» **EXTRACTED ENTRIES**
:::::

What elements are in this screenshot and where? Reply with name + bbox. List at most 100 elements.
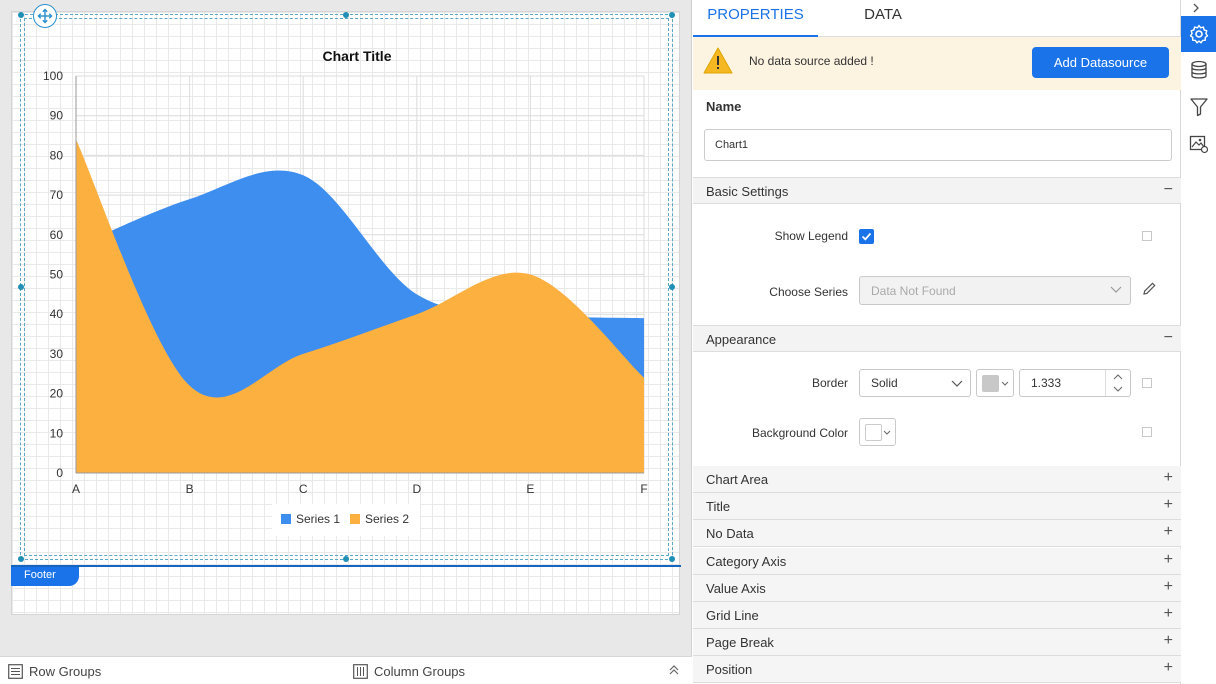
x-tick-label: E xyxy=(526,482,534,496)
background-color-swatch xyxy=(865,423,882,441)
expand-groups-icon[interactable] xyxy=(668,663,680,680)
section-no-data[interactable]: No Data + xyxy=(693,520,1181,548)
section-chart-area[interactable]: Chart Area + xyxy=(693,466,1181,493)
row-groups-icon xyxy=(8,664,23,679)
panel-tabs: PROPERTIES DATA xyxy=(693,0,1181,37)
choose-series-label: Choose Series xyxy=(769,285,848,299)
filter-icon[interactable] xyxy=(1181,89,1216,125)
border-expression-checkbox[interactable] xyxy=(1142,378,1152,388)
y-tick-label: 50 xyxy=(50,268,64,282)
section-appearance[interactable]: Appearance − xyxy=(693,325,1181,352)
background-expression-checkbox[interactable] xyxy=(1142,427,1152,437)
expand-icon[interactable]: + xyxy=(1164,605,1173,623)
y-tick-label: 0 xyxy=(56,466,63,480)
move-icon[interactable] xyxy=(33,4,57,28)
expand-icon[interactable]: + xyxy=(1164,523,1173,541)
collapse-icon[interactable]: − xyxy=(1164,181,1173,199)
section-title[interactable]: Title + xyxy=(693,493,1181,521)
section-title: Position xyxy=(706,662,753,678)
tab-data[interactable]: DATA xyxy=(818,0,948,37)
warning-text: No data source added ! xyxy=(749,54,874,68)
section-title: Value Axis xyxy=(706,580,766,596)
section-title: Chart Area xyxy=(706,472,769,487)
check-icon xyxy=(861,232,872,241)
expand-icon[interactable]: + xyxy=(1164,578,1173,596)
expand-icon[interactable]: + xyxy=(1164,659,1173,677)
grouping-bar: Row Groups Column Groups xyxy=(0,656,692,684)
show-legend-expression-checkbox[interactable] xyxy=(1142,231,1152,241)
tab-properties[interactable]: PROPERTIES xyxy=(693,0,818,37)
chevron-down-icon xyxy=(1110,286,1122,293)
chart-title: Chart Title xyxy=(323,48,392,64)
chevron-down-icon xyxy=(951,380,963,387)
legend-label: Series 2 xyxy=(365,512,409,526)
stepper-buttons[interactable] xyxy=(1105,370,1130,396)
y-tick-label: 30 xyxy=(50,347,64,361)
edit-series-pencil-icon[interactable] xyxy=(1142,281,1157,299)
section-category-axis[interactable]: Category Axis + xyxy=(693,547,1181,575)
x-tick-label: A xyxy=(72,482,80,496)
y-tick-label: 10 xyxy=(50,426,64,440)
y-tick-label: 40 xyxy=(50,307,64,321)
footer-divider xyxy=(11,565,681,567)
row-groups-label: Row Groups xyxy=(29,664,102,679)
show-legend-checkbox[interactable] xyxy=(859,229,874,244)
y-tick-label: 20 xyxy=(50,387,64,401)
section-page-break[interactable]: Page Break + xyxy=(693,629,1181,657)
footer-tab[interactable]: Footer xyxy=(11,567,79,586)
name-field[interactable] xyxy=(704,129,1172,161)
section-title: Page Break xyxy=(706,635,774,651)
legend-swatch xyxy=(350,514,360,524)
expand-icon[interactable]: + xyxy=(1164,632,1173,650)
border-label: Border xyxy=(811,376,848,390)
properties-gear-icon[interactable] xyxy=(1181,16,1216,52)
section-title: Category Axis xyxy=(706,553,787,569)
x-tick-label: D xyxy=(412,482,421,496)
show-legend-label: Show Legend xyxy=(774,229,848,243)
choose-series-value: Data Not Found xyxy=(871,283,956,298)
x-tick-label: B xyxy=(186,482,194,496)
legend-swatch xyxy=(281,514,291,524)
section-value-axis[interactable]: Value Axis + xyxy=(693,574,1181,602)
border-width-stepper[interactable]: 1.333 xyxy=(1019,369,1131,397)
section-basic-settings-title: Basic Settings xyxy=(706,184,789,199)
background-color-picker[interactable] xyxy=(859,418,896,446)
name-label: Name xyxy=(706,99,742,114)
chevron-up-icon[interactable] xyxy=(1113,374,1123,380)
chevron-down-icon[interactable] xyxy=(1113,386,1123,392)
section-basic-settings[interactable]: Basic Settings − xyxy=(693,177,1181,204)
section-position[interactable]: Position + xyxy=(693,656,1181,684)
column-groups-label: Column Groups xyxy=(374,664,466,679)
section-title: No Data xyxy=(706,526,754,542)
column-groups-icon xyxy=(353,664,368,679)
row-groups-button[interactable]: Row Groups xyxy=(8,664,101,679)
properties-panel: PROPERTIES DATA No data source added ! A… xyxy=(693,0,1181,684)
chevron-down-icon xyxy=(1001,381,1009,386)
add-datasource-button[interactable]: Add Datasource xyxy=(1032,47,1169,78)
x-tick-label: C xyxy=(299,482,308,496)
image-settings-icon[interactable] xyxy=(1181,126,1216,162)
x-tick-label: F xyxy=(640,482,647,496)
no-datasource-banner: No data source added ! Add Datasource xyxy=(693,37,1181,90)
y-tick-label: 70 xyxy=(50,188,64,202)
border-style-value: Solid xyxy=(871,376,898,390)
expand-icon[interactable]: + xyxy=(1164,551,1173,569)
border-style-dropdown[interactable]: Solid xyxy=(859,369,971,397)
border-color-picker[interactable] xyxy=(976,369,1014,397)
y-tick-label: 60 xyxy=(50,228,64,242)
y-tick-label: 80 xyxy=(50,148,64,162)
choose-series-dropdown[interactable]: Data Not Found xyxy=(859,276,1131,305)
y-tick-label: 90 xyxy=(50,109,64,123)
expand-icon[interactable]: + xyxy=(1164,469,1173,487)
section-grid-line[interactable]: Grid Line + xyxy=(693,602,1181,629)
chart[interactable]: 0 10 20 30 40 50 60 70 80 90 100 A B C D E F Chart Title S… xyxy=(0,0,692,560)
chevron-down-icon xyxy=(883,430,891,435)
y-tick-label: 100 xyxy=(43,69,63,83)
collapse-icon[interactable]: − xyxy=(1164,329,1173,347)
background-color-label: Background Color xyxy=(751,426,848,440)
database-icon[interactable] xyxy=(1181,52,1216,88)
section-title: Grid Line xyxy=(706,608,759,623)
column-groups-button[interactable]: Column Groups xyxy=(353,664,465,679)
expand-icon[interactable]: + xyxy=(1164,496,1173,514)
collapse-panel-chevron-icon[interactable] xyxy=(1191,2,1201,17)
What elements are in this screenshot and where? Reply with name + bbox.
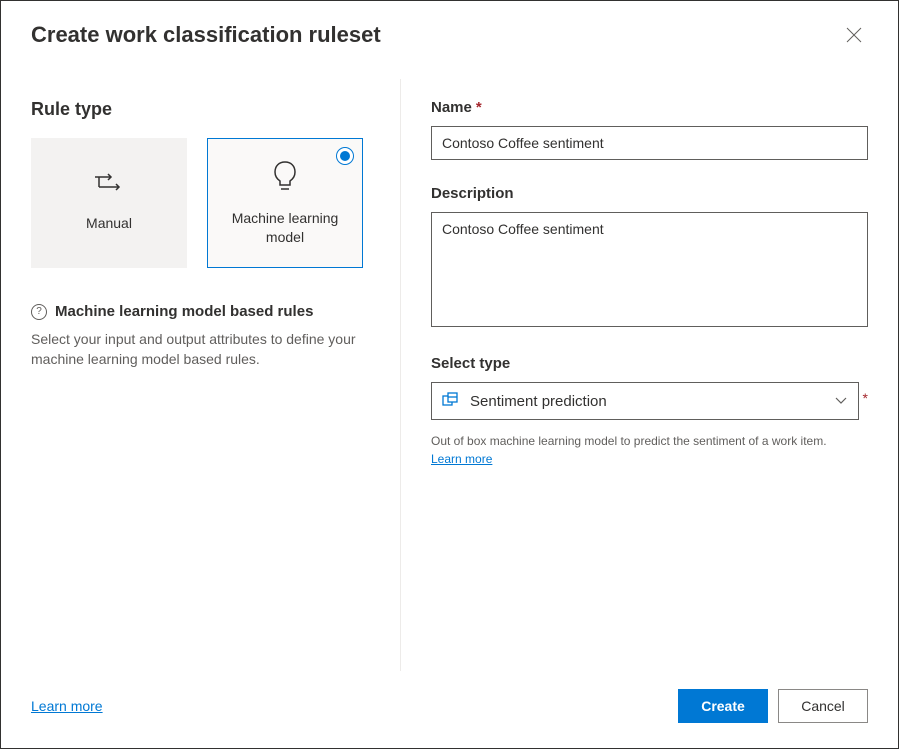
radio-selected-icon: [336, 147, 354, 165]
select-wrapper: Sentiment prediction *: [431, 382, 868, 420]
description-input[interactable]: Contoso Coffee sentiment: [431, 212, 868, 327]
learn-more-link[interactable]: Learn more: [31, 698, 103, 714]
question-icon: ?: [31, 304, 47, 320]
rule-card-label: Machine learning model: [218, 209, 352, 245]
cancel-button[interactable]: Cancel: [778, 689, 868, 723]
create-ruleset-dialog: Create work classification ruleset Rule …: [0, 0, 899, 749]
close-button[interactable]: [840, 21, 868, 49]
dialog-title: Create work classification ruleset: [31, 22, 381, 48]
rule-type-title: Rule type: [31, 99, 370, 120]
description-label: Description: [431, 185, 868, 202]
rule-card-label: Manual: [86, 214, 132, 232]
required-indicator: *: [863, 382, 868, 406]
lightbulb-icon: [271, 160, 299, 197]
select-value: Sentiment prediction: [470, 393, 607, 410]
select-type-dropdown[interactable]: Sentiment prediction: [431, 382, 859, 420]
info-description: Select your input and output attributes …: [31, 330, 370, 369]
rule-type-cards: Manual Machine learning model: [31, 138, 370, 268]
required-indicator: *: [476, 99, 482, 116]
close-icon: [846, 27, 862, 43]
right-pane: Name* Description Contoso Coffee sentime…: [401, 79, 868, 671]
name-label: Name*: [431, 99, 868, 116]
dialog-footer: Learn more Create Cancel: [1, 671, 898, 748]
dialog-header: Create work classification ruleset: [1, 1, 898, 59]
info-title: Machine learning model based rules: [55, 303, 313, 320]
manual-icon: [93, 173, 125, 202]
select-hint: Out of box machine learning model to pre…: [431, 432, 868, 468]
left-pane: Rule type Manual: [31, 79, 401, 671]
name-input[interactable]: [431, 126, 868, 160]
rule-card-manual[interactable]: Manual: [31, 138, 187, 268]
chevron-down-icon: [834, 393, 848, 410]
sentiment-icon: [442, 392, 460, 410]
footer-buttons: Create Cancel: [678, 689, 868, 723]
select-type-label: Select type: [431, 355, 868, 372]
learn-more-link-inline[interactable]: Learn more: [431, 452, 492, 466]
create-button[interactable]: Create: [678, 689, 768, 723]
rule-card-ml[interactable]: Machine learning model: [207, 138, 363, 268]
info-header: ? Machine learning model based rules: [31, 303, 370, 320]
dialog-content: Rule type Manual: [1, 59, 898, 671]
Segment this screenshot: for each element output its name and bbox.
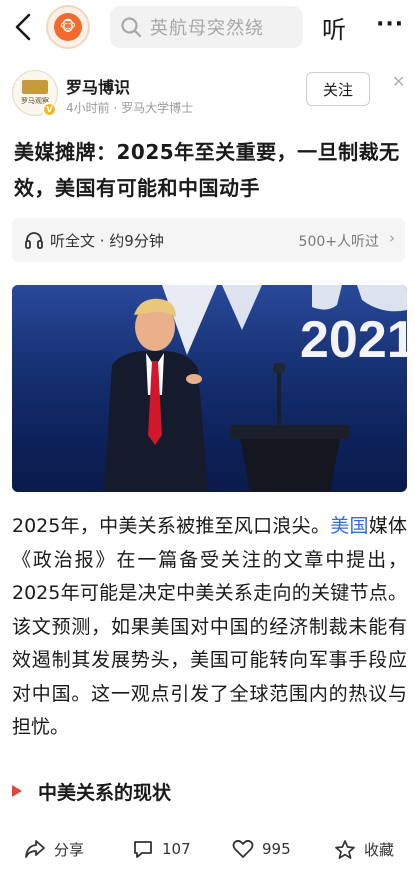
body-text-start: 2025年，中美关系被推至风口浪尖。 bbox=[12, 515, 331, 537]
app-logo-button[interactable]: 🐵 bbox=[46, 5, 90, 49]
body-text-rest: 媒体《政治报》在一篇备受关注的文章中提出，2025年可能是决定中美关系走向的关键… bbox=[12, 515, 407, 738]
search-icon bbox=[121, 17, 142, 38]
share-button[interactable]: 分享 bbox=[24, 836, 84, 862]
follow-button[interactable]: 关注 bbox=[306, 72, 370, 106]
search-input[interactable]: 英航母突然绕 bbox=[110, 6, 303, 48]
close-icon[interactable]: ✕ bbox=[392, 72, 405, 91]
share-icon bbox=[25, 840, 45, 858]
listen-button[interactable]: 听 bbox=[322, 10, 346, 45]
more-menu-button[interactable]: ··· bbox=[376, 12, 404, 37]
article-body: 2025年，中美关系被推至风口浪尖。美国媒体《政治报》在一篇备受关注的文章中提出… bbox=[12, 510, 407, 745]
article-title: 美媒摊牌：2025年至关重要，一旦制裁无效，美国有可能和中国动手 bbox=[14, 140, 400, 200]
star-icon bbox=[335, 839, 355, 859]
colosseum-logo-icon bbox=[22, 80, 48, 94]
chevron-right-icon: › bbox=[389, 229, 395, 247]
listen-count: 500+人听过 bbox=[298, 234, 379, 250]
chevron-left-icon bbox=[15, 13, 31, 41]
author-row: 罗马观察 V 罗马博识 4小时前 · 罗马大学博士 关注 ✕ bbox=[0, 66, 415, 124]
share-label: 分享 bbox=[54, 840, 85, 859]
photo-year-text: 2021 bbox=[300, 311, 407, 369]
top-bar: 🐵 英航母突然绕 听 ··· bbox=[0, 0, 415, 56]
monkey-logo-icon: 🐵 bbox=[54, 13, 82, 41]
comment-count: 107 bbox=[162, 840, 191, 858]
headphones-icon bbox=[25, 232, 43, 249]
like-count: 995 bbox=[262, 840, 291, 858]
comment-button[interactable]: 107 bbox=[132, 836, 191, 862]
section-heading: 中美关系的现状 bbox=[12, 776, 171, 806]
author-name[interactable]: 罗马博识 bbox=[66, 74, 130, 98]
listen-full-label: 听全文 · 约9分钟 bbox=[50, 232, 164, 250]
like-button[interactable]: 995 bbox=[232, 836, 291, 862]
comment-icon bbox=[134, 841, 152, 858]
favorite-button[interactable]: 收藏 bbox=[334, 836, 394, 862]
heart-icon bbox=[232, 839, 254, 858]
section-title: 中美关系的现状 bbox=[38, 781, 172, 804]
article-photo[interactable]: 2021 bbox=[12, 285, 407, 492]
author-meta: 4小时前 · 罗马大学博士 bbox=[66, 101, 194, 115]
favorite-label: 收藏 bbox=[364, 840, 395, 859]
triangle-bullet-icon bbox=[12, 785, 22, 797]
search-placeholder: 英航母突然绕 bbox=[150, 18, 264, 39]
back-button[interactable] bbox=[8, 10, 38, 44]
body-link-usa[interactable]: 美国 bbox=[330, 515, 369, 537]
verified-badge-icon: V bbox=[42, 102, 57, 117]
listen-full-bar[interactable]: 听全文 · 约9分钟 500+人听过 › bbox=[12, 218, 405, 262]
bottom-action-bar: 分享 107 995 收藏 bbox=[0, 824, 415, 879]
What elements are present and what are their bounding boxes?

:::::

» **WHAT THIS TASK INVOLVES**
Format the lines in the items above, from the line containing "body-text-start: 2025年，中美关系被推至风口浪尖。 bbox=[12, 515, 331, 537]" through the line containing "author-row: 罗马观察 V", inclusive, as a numbered list, omitting any blank lines.

» **OUTPUT OF THE TASK**
1. body-text-start: 2025年，中美关系被推至风口浪尖。 bbox=[12, 515, 331, 537]
2. app-logo-button[interactable]: 🐵 bbox=[46, 5, 90, 49]
3. body-text-rest: 媒体《政治报》在一篇备受关注的文章中提出，2025年可能是决定中美关系走向的关键… bbox=[12, 515, 407, 738]
4. search-icon bbox=[121, 17, 142, 38]
5. share-button[interactable]: 分享 bbox=[24, 836, 84, 862]
6. follow-button[interactable]: 关注 bbox=[306, 72, 370, 106]
7. search-input[interactable]: 英航母突然绕 bbox=[110, 6, 303, 48]
8. close-icon[interactable]: ✕ bbox=[392, 72, 405, 91]
9. share-icon bbox=[25, 840, 45, 858]
10. listen-button[interactable]: 听 bbox=[322, 10, 346, 45]
11. more-menu-button[interactable]: ··· bbox=[376, 12, 404, 37]
12. article-body: 2025年，中美关系被推至风口浪尖。美国媒体《政治报》在一篇备受关注的文章中提出… bbox=[12, 510, 407, 745]
13. article-title: 美媒摊牌：2025年至关重要，一旦制裁无效，美国有可能和中国动手 bbox=[14, 140, 400, 200]
14. star-icon bbox=[335, 839, 355, 859]
15. colosseum-logo-icon bbox=[22, 80, 48, 94]
16. chevron-right-icon: › bbox=[389, 229, 395, 247]
17. listen-count: 500+人听过 bbox=[298, 234, 379, 250]
18. chevron-left-icon bbox=[15, 13, 31, 41]
19. author-row: 罗马观察 V 罗马博识 4小时前 · 罗马大学博士 关注 ✕ bbox=[0, 66, 415, 124]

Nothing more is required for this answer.